Find the lines holding the string "原油运输指数" in the data, then copy all of them.
═══
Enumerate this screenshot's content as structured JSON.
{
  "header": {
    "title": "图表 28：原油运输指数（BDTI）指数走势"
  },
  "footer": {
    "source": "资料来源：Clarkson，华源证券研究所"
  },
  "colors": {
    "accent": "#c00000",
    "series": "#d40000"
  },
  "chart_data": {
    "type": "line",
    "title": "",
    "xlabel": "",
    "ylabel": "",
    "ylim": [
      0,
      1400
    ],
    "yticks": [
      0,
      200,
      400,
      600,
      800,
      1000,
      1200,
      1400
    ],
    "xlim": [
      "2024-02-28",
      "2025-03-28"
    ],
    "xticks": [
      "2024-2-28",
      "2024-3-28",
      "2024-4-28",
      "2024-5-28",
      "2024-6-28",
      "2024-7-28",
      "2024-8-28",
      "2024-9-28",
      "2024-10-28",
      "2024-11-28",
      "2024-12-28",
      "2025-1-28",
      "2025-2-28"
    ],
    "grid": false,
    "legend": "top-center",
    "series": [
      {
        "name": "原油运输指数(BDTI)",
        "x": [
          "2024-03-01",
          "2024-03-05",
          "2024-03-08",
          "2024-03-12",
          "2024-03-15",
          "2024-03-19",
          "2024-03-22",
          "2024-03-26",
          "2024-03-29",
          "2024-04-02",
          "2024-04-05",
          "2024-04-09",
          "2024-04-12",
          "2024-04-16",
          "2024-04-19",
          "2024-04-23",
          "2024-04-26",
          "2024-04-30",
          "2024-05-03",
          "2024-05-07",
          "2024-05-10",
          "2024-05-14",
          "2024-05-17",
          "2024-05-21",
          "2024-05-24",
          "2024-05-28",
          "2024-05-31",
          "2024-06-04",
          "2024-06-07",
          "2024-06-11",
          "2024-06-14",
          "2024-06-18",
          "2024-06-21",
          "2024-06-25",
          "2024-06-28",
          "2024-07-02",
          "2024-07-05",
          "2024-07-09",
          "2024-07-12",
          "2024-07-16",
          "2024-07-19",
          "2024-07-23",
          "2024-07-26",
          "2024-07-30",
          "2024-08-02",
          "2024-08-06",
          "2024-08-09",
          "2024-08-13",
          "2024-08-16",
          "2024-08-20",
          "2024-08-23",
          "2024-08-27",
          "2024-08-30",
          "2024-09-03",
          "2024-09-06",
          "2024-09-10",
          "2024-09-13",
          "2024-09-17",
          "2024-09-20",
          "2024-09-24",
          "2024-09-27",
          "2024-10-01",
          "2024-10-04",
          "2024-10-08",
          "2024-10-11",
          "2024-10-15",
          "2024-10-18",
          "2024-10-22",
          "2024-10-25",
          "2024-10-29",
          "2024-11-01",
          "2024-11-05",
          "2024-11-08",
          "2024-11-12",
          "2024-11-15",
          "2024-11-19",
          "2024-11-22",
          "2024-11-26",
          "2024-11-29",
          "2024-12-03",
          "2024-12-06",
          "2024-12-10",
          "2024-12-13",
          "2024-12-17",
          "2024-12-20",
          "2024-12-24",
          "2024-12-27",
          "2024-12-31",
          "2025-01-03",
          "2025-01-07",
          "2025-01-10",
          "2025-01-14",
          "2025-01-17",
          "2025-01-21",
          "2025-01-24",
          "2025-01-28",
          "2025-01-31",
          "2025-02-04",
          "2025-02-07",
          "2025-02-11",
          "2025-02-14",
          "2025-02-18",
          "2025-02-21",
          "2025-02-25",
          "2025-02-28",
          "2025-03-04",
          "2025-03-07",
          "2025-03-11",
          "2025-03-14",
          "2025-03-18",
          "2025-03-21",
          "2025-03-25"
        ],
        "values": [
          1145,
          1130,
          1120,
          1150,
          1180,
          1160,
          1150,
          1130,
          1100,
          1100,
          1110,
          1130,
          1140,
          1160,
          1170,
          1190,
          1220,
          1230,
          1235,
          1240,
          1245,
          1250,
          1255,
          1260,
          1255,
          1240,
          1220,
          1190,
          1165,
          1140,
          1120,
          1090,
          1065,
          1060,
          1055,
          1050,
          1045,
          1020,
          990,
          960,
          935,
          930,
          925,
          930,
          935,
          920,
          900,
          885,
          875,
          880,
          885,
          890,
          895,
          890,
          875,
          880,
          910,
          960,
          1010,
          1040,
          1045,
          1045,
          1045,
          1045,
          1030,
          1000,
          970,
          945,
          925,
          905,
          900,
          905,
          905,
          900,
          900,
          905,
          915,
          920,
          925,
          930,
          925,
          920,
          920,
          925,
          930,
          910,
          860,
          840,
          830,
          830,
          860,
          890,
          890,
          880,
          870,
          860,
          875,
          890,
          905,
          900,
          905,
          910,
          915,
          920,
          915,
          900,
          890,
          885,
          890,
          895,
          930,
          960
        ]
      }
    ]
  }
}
═══
- [Reply]:
    "title": "图表 28：原油运输指数（BDTI）指数走势"
        "name": "原油运输指数(BDTI)",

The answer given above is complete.